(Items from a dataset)
********
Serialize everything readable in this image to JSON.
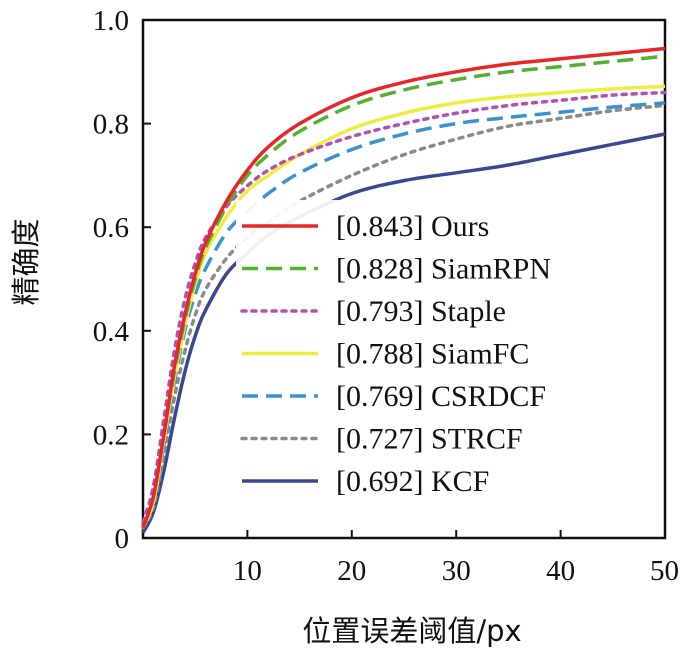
{
  "chart_data": {
    "type": "line",
    "title": "",
    "xlabel": "位置误差阈值/px",
    "ylabel": "精确度",
    "xlim": [
      0,
      50
    ],
    "ylim": [
      0,
      1.0
    ],
    "x_ticks": [
      "10",
      "20",
      "30",
      "40",
      "50"
    ],
    "y_ticks": [
      "0",
      "0.2",
      "0.4",
      "0.6",
      "0.8",
      "1.0"
    ],
    "grid": false,
    "legend_position": "center-right",
    "x": [
      0,
      1,
      2,
      3,
      4,
      5,
      6,
      8,
      10,
      12,
      15,
      20,
      25,
      30,
      35,
      40,
      45,
      50
    ],
    "series": [
      {
        "name": "[0.843] Ours",
        "color": "#e8262a",
        "dash": "solid",
        "values": [
          0.02,
          0.08,
          0.2,
          0.33,
          0.43,
          0.51,
          0.57,
          0.65,
          0.71,
          0.755,
          0.8,
          0.85,
          0.88,
          0.9,
          0.915,
          0.925,
          0.935,
          0.945
        ]
      },
      {
        "name": "[0.828] SiamRPN",
        "color": "#55b030",
        "dash": "dashed",
        "values": [
          0.02,
          0.08,
          0.2,
          0.32,
          0.42,
          0.5,
          0.56,
          0.64,
          0.7,
          0.74,
          0.785,
          0.835,
          0.865,
          0.885,
          0.9,
          0.91,
          0.92,
          0.93
        ]
      },
      {
        "name": "[0.793] Staple",
        "color": "#b450b0",
        "dash": "dotted",
        "values": [
          0.03,
          0.1,
          0.23,
          0.36,
          0.46,
          0.53,
          0.58,
          0.64,
          0.68,
          0.71,
          0.74,
          0.775,
          0.8,
          0.82,
          0.835,
          0.845,
          0.855,
          0.86
        ]
      },
      {
        "name": "[0.788] SiamFC",
        "color": "#eeee40",
        "dash": "solid",
        "values": [
          0.02,
          0.07,
          0.19,
          0.31,
          0.41,
          0.49,
          0.55,
          0.62,
          0.67,
          0.7,
          0.74,
          0.79,
          0.82,
          0.84,
          0.852,
          0.86,
          0.867,
          0.872
        ]
      },
      {
        "name": "[0.769] CSRDCF",
        "color": "#3a93d0",
        "dash": "dashed",
        "values": [
          0.02,
          0.07,
          0.18,
          0.3,
          0.4,
          0.47,
          0.52,
          0.59,
          0.63,
          0.665,
          0.705,
          0.75,
          0.78,
          0.8,
          0.812,
          0.822,
          0.832,
          0.84
        ]
      },
      {
        "name": "[0.727] STRCF",
        "color": "#8a8a8a",
        "dash": "dotted",
        "values": [
          0.02,
          0.06,
          0.16,
          0.27,
          0.36,
          0.43,
          0.48,
          0.54,
          0.58,
          0.61,
          0.65,
          0.7,
          0.74,
          0.77,
          0.795,
          0.81,
          0.825,
          0.835
        ]
      },
      {
        "name": "[0.692] KCF",
        "color": "#3a4894",
        "dash": "solid",
        "values": [
          0.01,
          0.05,
          0.13,
          0.23,
          0.32,
          0.39,
          0.44,
          0.51,
          0.55,
          0.585,
          0.62,
          0.665,
          0.69,
          0.705,
          0.72,
          0.74,
          0.76,
          0.78
        ]
      }
    ]
  }
}
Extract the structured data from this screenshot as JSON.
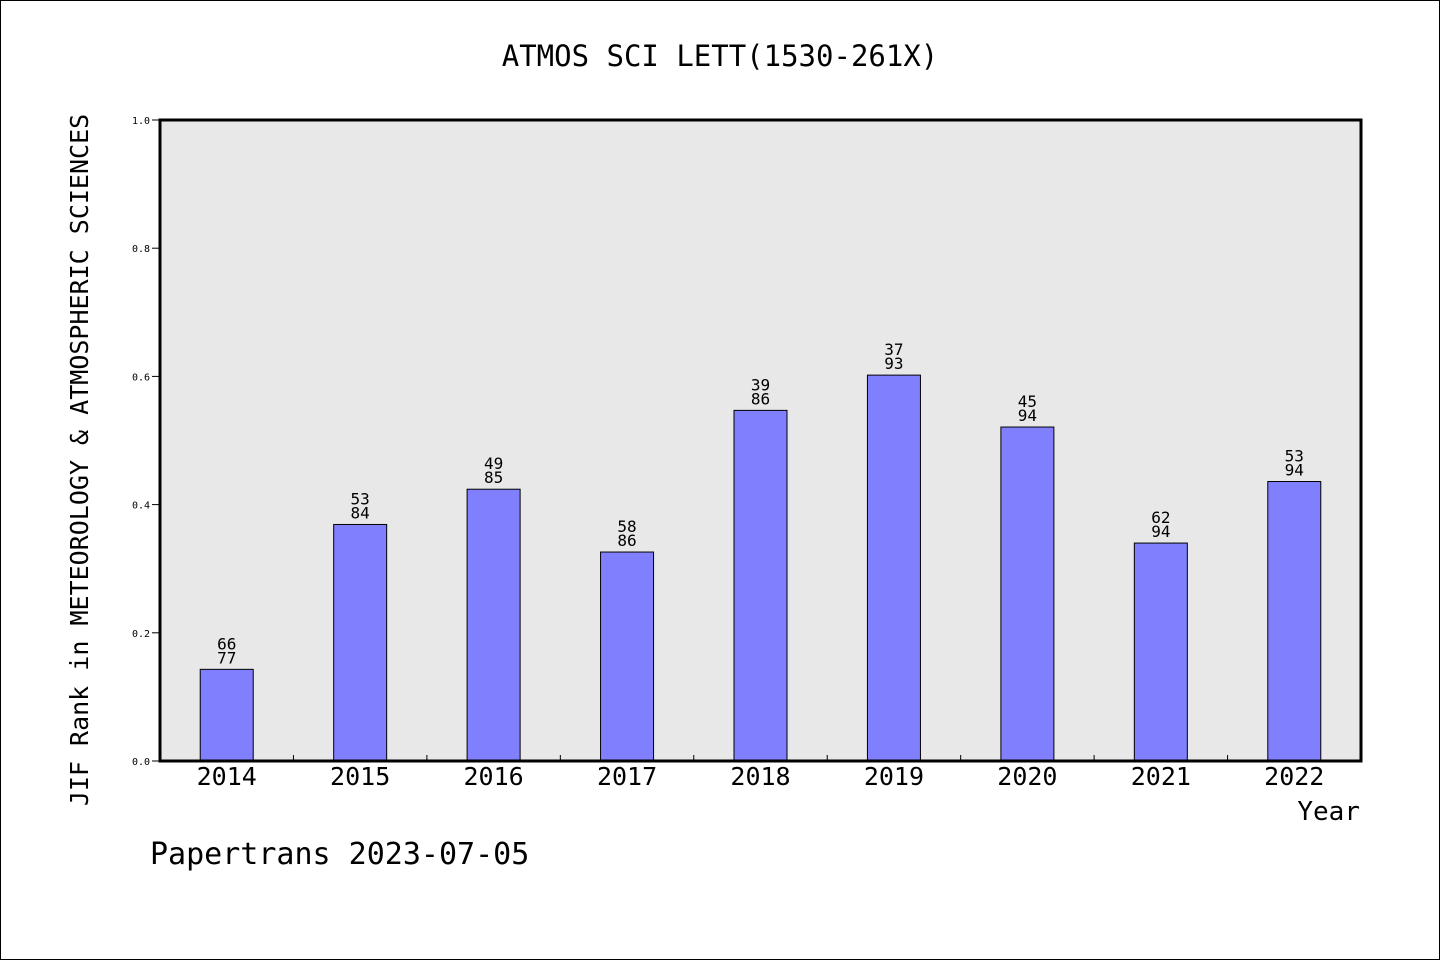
{
  "chart_data": {
    "type": "bar",
    "title": "ATMOS SCI LETT(1530-261X)",
    "xlabel": "Year",
    "ylabel": "JIF Rank in METEOROLOGY & ATMOSPHERIC SCIENCES",
    "ylim": [
      0,
      1.0
    ],
    "yticks": [
      "0.0",
      "0.2",
      "0.4",
      "0.6",
      "0.8",
      "1.0"
    ],
    "grid": false,
    "categories": [
      "2014",
      "2015",
      "2016",
      "2017",
      "2018",
      "2019",
      "2020",
      "2021",
      "2022"
    ],
    "values": [
      0.143,
      0.369,
      0.424,
      0.326,
      0.547,
      0.602,
      0.521,
      0.34,
      0.436
    ],
    "bar_labels": [
      [
        "66",
        "77"
      ],
      [
        "53",
        "84"
      ],
      [
        "49",
        "85"
      ],
      [
        "58",
        "86"
      ],
      [
        "39",
        "86"
      ],
      [
        "37",
        "93"
      ],
      [
        "45",
        "94"
      ],
      [
        "62",
        "94"
      ],
      [
        "53",
        "94"
      ]
    ],
    "colors": {
      "bar": "#8080ff",
      "plot_bg": "#e8e8e8",
      "axis": "#000000"
    }
  },
  "footer": {
    "credit": "Papertrans 2023-07-05"
  }
}
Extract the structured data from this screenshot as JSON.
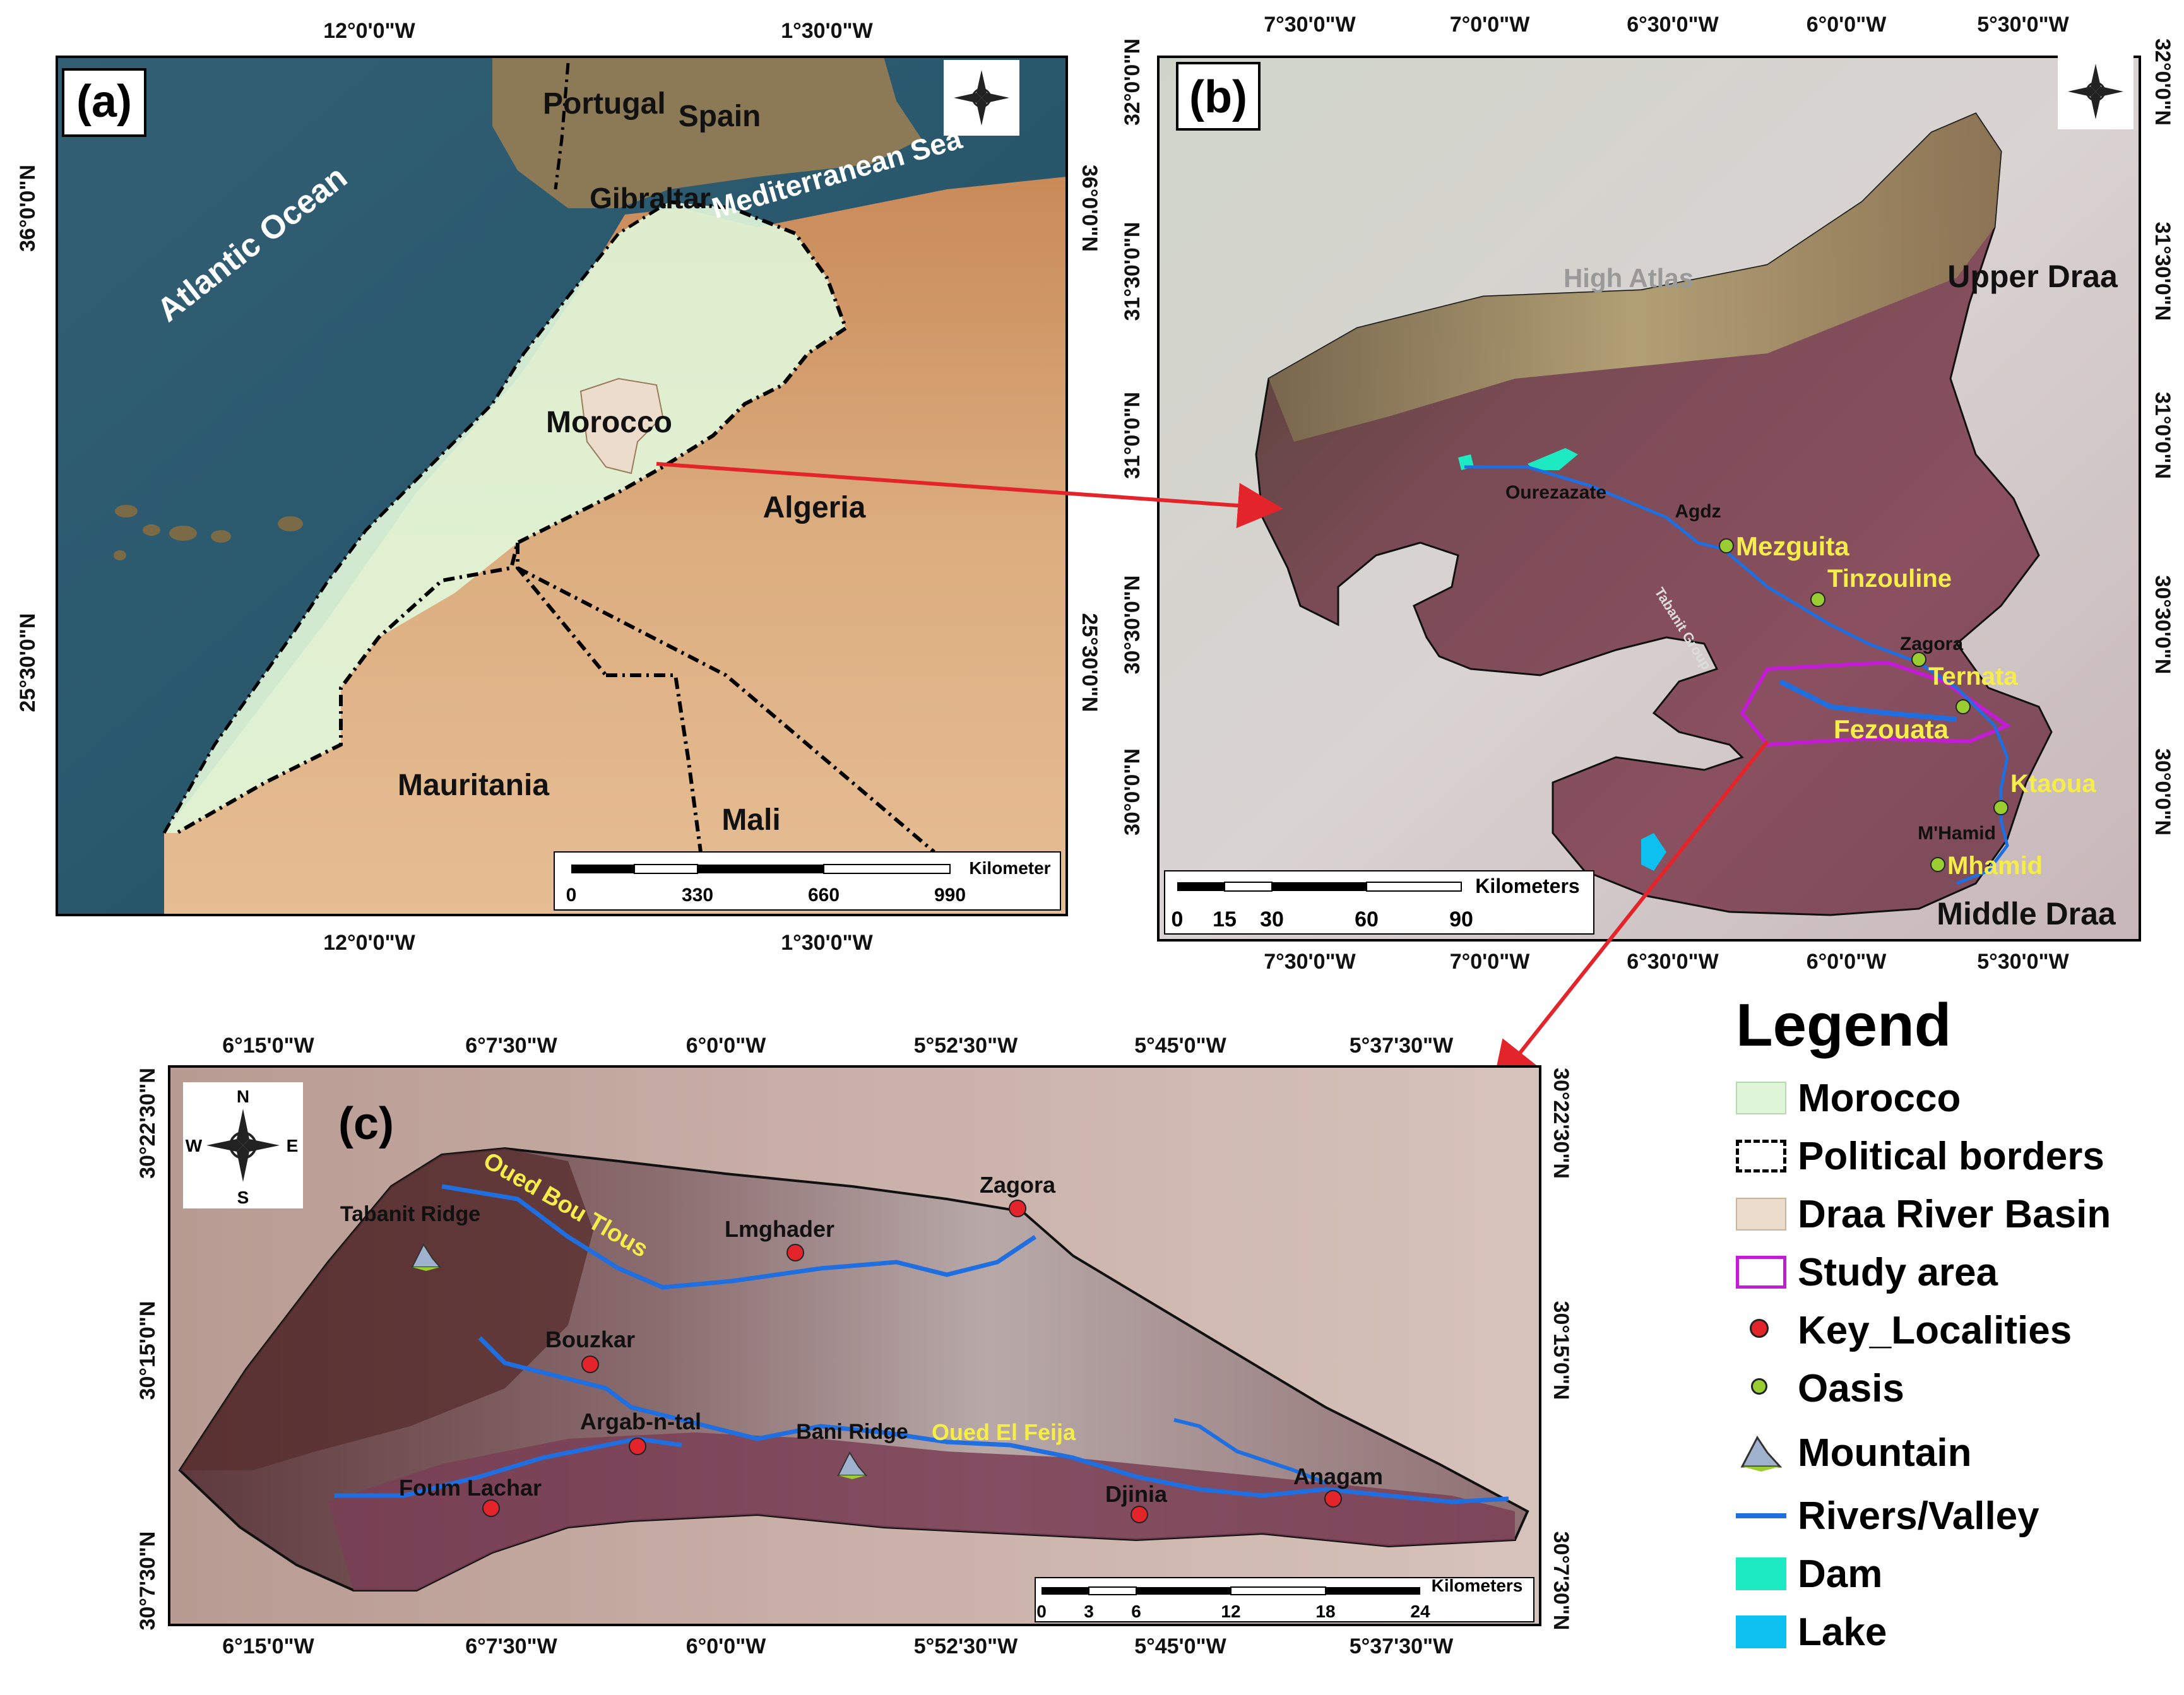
{
  "panel_a": {
    "label": "(a)",
    "top_ticks": [
      "12°0'0\"W",
      "1°30'0\"W"
    ],
    "bottom_ticks": [
      "12°0'0\"W",
      "1°30'0\"W"
    ],
    "left_ticks": [
      "36°0'0\"N",
      "25°30'0\"N"
    ],
    "right_ticks": [
      "36°0'0\"N",
      "25°30'0\"N"
    ],
    "places": {
      "portugal": "Portugal",
      "spain": "Spain",
      "gibraltar": "Gibraltar",
      "mediterranean": "Mediterranean Sea",
      "atlantic": "Atlantic Ocean",
      "morocco": "Morocco",
      "algeria": "Algeria",
      "mauritania": "Mauritania",
      "mali": "Mali"
    },
    "scale": {
      "unit": "Kilometer",
      "ticks": [
        "0",
        "330",
        "660",
        "990"
      ]
    }
  },
  "panel_b": {
    "label": "(b)",
    "top_ticks": [
      "7°30'0\"W",
      "7°0'0\"W",
      "6°30'0\"W",
      "6°0'0\"W",
      "5°30'0\"W"
    ],
    "bottom_ticks": [
      "7°30'0\"W",
      "7°0'0\"W",
      "6°30'0\"W",
      "6°0'0\"W",
      "5°30'0\"W"
    ],
    "left_ticks": [
      "32°0'0\"N",
      "31°30'0\"N",
      "31°0'0\"N",
      "30°30'0\"N",
      "30°0'0\"N"
    ],
    "right_ticks": [
      "32°0'0\"N",
      "31°30'0\"N",
      "31°0'0\"N",
      "30°30'0\"N",
      "30°0'0\"N"
    ],
    "places": {
      "high_atlas": "High Atlas",
      "upper_draa": "Upper Draa",
      "middle_draa": "Middle Draa",
      "ourezazate": "Ourezazate",
      "agdz": "Agdz",
      "zagora": "Zagora",
      "mhamid": "M'Hamid",
      "tabanit_group": "Tabanit Group"
    },
    "oases": [
      "Mezguita",
      "Tinzouline",
      "Ternata",
      "Fezouata",
      "Ktaoua",
      "Mhamid"
    ],
    "scale": {
      "unit": "Kilometers",
      "ticks": [
        "0",
        "15",
        "30",
        "60",
        "90"
      ]
    }
  },
  "panel_c": {
    "label": "(c)",
    "top_ticks": [
      "6°15'0\"W",
      "6°7'30\"W",
      "6°0'0\"W",
      "5°52'30\"W",
      "5°45'0\"W",
      "5°37'30\"W"
    ],
    "bottom_ticks": [
      "6°15'0\"W",
      "6°7'30\"W",
      "6°0'0\"W",
      "5°52'30\"W",
      "5°45'0\"W",
      "5°37'30\"W"
    ],
    "left_ticks": [
      "30°22'30\"N",
      "30°15'0\"N",
      "30°7'30\"N"
    ],
    "right_ticks": [
      "30°22'30\"N",
      "30°15'0\"N",
      "30°7'30\"N"
    ],
    "places": {
      "zagora": "Zagora",
      "lmghader": "Lmghader",
      "bouzkar": "Bouzkar",
      "argab": "Argab-n-tal",
      "foum_lachar": "Foum Lachar",
      "djinia": "Djinia",
      "anagam": "Anagam",
      "tabanit_ridge": "Tabanit Ridge",
      "bani_ridge": "Bani Ridge",
      "oued_bou_tlous": "Oued Bou Tlous",
      "oued_el_feija": "Oued El Feija"
    },
    "scale": {
      "unit": "Kilometers",
      "ticks": [
        "0",
        "3",
        "6",
        "12",
        "18",
        "24"
      ]
    }
  },
  "compass": {
    "n": "N",
    "s": "S",
    "e": "E",
    "w": "W"
  },
  "legend": {
    "title": "Legend",
    "items": [
      {
        "label": "Morocco",
        "color": "#dff5d8"
      },
      {
        "label": "Political borders",
        "color": "#000000"
      },
      {
        "label": "Draa River Basin",
        "color": "#ecdccb"
      },
      {
        "label": "Study area",
        "color": "#c41bd6"
      },
      {
        "label": "Key_Localities",
        "color": "#e3242b"
      },
      {
        "label": "Oasis",
        "color": "#9acd32"
      },
      {
        "label": "Mountain",
        "color": "#8da3c4"
      },
      {
        "label": "Rivers/Valley",
        "color": "#1f6fe0"
      },
      {
        "label": "Dam",
        "color": "#1de9c3"
      },
      {
        "label": "Lake",
        "color": "#0ec0f0"
      }
    ]
  },
  "colors": {
    "sea": "#2e5f73",
    "morocco_fill": "#dff5d8",
    "desert": "#d9a878",
    "river": "#1f6fe0",
    "arrow": "#e3242b",
    "oasis_text": "#f5ee4a"
  }
}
********
> [What you have to do]:
Go through the records. Copy each line where "name" appears.

> [Answer to this problem]:
        "name": "[0.843] Ours",
        "name": "[0.828] SiamRPN",
        "name": "[0.793] Staple",
        "name": "[0.788] SiamFC",
        "name": "[0.769] CSRDCF",
        "name": "[0.727] STRCF",
        "name": "[0.692] KCF",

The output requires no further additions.